--- BEGIN EXERCISE INPUT ---
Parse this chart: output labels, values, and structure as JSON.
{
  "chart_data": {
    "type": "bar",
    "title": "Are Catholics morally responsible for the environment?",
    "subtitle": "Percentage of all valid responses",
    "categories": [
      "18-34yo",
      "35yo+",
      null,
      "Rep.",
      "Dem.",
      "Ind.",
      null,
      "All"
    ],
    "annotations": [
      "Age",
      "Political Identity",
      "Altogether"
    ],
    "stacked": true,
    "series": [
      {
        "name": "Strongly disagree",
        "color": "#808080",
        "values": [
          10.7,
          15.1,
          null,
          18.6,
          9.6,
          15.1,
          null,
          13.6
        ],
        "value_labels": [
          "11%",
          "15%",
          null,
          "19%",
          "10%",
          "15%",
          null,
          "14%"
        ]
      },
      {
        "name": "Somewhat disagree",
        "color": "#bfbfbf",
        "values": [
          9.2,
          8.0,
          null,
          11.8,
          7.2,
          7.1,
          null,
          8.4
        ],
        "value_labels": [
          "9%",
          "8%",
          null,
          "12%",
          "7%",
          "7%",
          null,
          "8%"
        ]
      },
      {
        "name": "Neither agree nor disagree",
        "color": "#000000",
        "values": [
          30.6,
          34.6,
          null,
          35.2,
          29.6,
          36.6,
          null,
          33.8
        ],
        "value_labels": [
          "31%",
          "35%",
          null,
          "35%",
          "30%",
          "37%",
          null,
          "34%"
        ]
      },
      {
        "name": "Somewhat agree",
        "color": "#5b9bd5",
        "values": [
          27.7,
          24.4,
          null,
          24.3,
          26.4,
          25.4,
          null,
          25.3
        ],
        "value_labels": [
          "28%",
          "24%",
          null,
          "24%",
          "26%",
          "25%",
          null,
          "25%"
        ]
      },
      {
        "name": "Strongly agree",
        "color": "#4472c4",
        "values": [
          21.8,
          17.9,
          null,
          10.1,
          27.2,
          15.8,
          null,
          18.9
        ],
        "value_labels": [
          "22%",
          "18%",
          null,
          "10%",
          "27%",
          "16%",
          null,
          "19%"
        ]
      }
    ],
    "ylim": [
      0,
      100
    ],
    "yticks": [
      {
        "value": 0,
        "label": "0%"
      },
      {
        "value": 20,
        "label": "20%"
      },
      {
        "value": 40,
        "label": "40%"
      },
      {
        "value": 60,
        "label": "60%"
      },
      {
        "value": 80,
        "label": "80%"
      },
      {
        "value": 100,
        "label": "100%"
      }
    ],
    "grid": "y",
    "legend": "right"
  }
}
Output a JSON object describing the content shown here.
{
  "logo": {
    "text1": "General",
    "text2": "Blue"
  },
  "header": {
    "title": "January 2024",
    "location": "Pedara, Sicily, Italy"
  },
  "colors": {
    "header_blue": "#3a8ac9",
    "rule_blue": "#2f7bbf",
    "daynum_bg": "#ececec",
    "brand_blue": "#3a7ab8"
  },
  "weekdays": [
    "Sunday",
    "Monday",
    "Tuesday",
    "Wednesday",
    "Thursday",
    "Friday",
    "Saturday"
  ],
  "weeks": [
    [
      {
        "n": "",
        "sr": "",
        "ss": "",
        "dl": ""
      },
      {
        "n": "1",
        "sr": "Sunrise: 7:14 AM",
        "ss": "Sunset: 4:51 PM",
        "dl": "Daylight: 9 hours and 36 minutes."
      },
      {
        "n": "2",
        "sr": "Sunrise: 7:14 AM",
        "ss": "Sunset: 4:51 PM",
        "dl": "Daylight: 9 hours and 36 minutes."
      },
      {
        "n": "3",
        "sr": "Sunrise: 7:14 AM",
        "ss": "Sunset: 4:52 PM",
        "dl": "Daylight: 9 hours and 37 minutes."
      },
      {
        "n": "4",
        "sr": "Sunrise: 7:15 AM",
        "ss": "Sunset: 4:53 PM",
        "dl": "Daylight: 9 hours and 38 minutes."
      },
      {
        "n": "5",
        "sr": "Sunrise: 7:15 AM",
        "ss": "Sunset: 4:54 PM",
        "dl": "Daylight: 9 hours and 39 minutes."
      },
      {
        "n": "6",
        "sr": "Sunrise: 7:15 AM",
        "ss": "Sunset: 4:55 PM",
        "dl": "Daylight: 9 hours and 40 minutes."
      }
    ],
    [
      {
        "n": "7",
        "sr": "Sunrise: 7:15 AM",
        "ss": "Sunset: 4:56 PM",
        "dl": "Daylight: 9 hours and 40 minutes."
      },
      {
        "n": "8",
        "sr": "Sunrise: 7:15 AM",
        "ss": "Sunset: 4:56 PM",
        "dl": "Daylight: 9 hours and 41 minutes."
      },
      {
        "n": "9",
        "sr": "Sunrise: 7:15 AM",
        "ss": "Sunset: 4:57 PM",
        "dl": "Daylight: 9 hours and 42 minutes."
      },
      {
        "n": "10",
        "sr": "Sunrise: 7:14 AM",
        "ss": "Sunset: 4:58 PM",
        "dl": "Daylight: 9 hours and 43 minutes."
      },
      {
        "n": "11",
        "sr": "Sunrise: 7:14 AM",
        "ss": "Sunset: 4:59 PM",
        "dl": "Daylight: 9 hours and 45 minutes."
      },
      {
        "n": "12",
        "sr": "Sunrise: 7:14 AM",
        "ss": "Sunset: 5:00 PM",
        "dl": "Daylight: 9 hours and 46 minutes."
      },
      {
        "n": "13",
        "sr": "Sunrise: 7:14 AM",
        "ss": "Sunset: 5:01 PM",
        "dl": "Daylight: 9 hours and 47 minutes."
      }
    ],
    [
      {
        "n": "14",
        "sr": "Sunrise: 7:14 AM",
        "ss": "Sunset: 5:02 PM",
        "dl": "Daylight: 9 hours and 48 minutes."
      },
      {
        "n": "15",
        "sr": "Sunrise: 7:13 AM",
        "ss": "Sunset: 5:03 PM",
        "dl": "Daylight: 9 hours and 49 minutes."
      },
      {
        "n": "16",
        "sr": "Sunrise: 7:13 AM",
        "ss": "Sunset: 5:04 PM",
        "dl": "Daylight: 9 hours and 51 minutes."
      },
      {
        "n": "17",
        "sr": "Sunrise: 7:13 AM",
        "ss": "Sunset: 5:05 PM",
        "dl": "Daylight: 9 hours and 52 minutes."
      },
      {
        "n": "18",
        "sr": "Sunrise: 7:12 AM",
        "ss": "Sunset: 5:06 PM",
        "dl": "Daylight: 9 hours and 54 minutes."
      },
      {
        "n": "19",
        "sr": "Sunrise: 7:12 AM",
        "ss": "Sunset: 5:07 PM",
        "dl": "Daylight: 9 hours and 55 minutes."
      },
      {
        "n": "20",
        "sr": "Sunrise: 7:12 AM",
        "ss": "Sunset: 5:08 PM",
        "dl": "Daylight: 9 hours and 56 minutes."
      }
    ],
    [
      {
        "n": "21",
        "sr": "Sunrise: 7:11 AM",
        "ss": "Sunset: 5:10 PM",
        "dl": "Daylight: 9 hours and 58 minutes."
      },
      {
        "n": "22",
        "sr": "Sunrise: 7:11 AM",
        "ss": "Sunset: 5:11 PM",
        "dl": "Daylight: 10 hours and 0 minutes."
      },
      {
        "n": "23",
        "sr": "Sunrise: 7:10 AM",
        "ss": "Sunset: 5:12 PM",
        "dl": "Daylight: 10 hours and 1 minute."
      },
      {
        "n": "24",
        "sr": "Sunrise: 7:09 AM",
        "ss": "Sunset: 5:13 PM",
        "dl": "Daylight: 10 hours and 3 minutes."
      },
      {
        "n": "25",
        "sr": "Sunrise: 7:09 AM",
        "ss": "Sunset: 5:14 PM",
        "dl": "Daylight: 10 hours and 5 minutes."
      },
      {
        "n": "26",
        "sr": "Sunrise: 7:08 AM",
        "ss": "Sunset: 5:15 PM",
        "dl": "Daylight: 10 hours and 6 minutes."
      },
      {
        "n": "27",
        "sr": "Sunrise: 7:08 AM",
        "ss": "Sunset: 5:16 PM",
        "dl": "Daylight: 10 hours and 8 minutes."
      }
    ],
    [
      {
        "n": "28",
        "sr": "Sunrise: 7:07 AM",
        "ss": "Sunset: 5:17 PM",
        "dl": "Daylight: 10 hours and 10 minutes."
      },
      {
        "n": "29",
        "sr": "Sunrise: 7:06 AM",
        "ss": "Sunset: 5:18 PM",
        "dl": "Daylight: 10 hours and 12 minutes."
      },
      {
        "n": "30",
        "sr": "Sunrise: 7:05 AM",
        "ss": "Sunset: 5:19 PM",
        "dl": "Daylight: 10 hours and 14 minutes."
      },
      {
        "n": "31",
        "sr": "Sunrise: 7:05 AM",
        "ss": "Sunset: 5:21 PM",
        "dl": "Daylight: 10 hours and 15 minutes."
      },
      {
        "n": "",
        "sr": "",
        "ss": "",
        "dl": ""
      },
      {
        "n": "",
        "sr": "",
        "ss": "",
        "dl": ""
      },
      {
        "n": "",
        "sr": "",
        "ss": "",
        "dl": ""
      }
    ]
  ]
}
--- END EXERCISE INPUT ---
Show every line from the entries above in which "JSON" appears.

Parse this chart: output labels, values, and structure as JSON.
Output a JSON object describing the content shown here.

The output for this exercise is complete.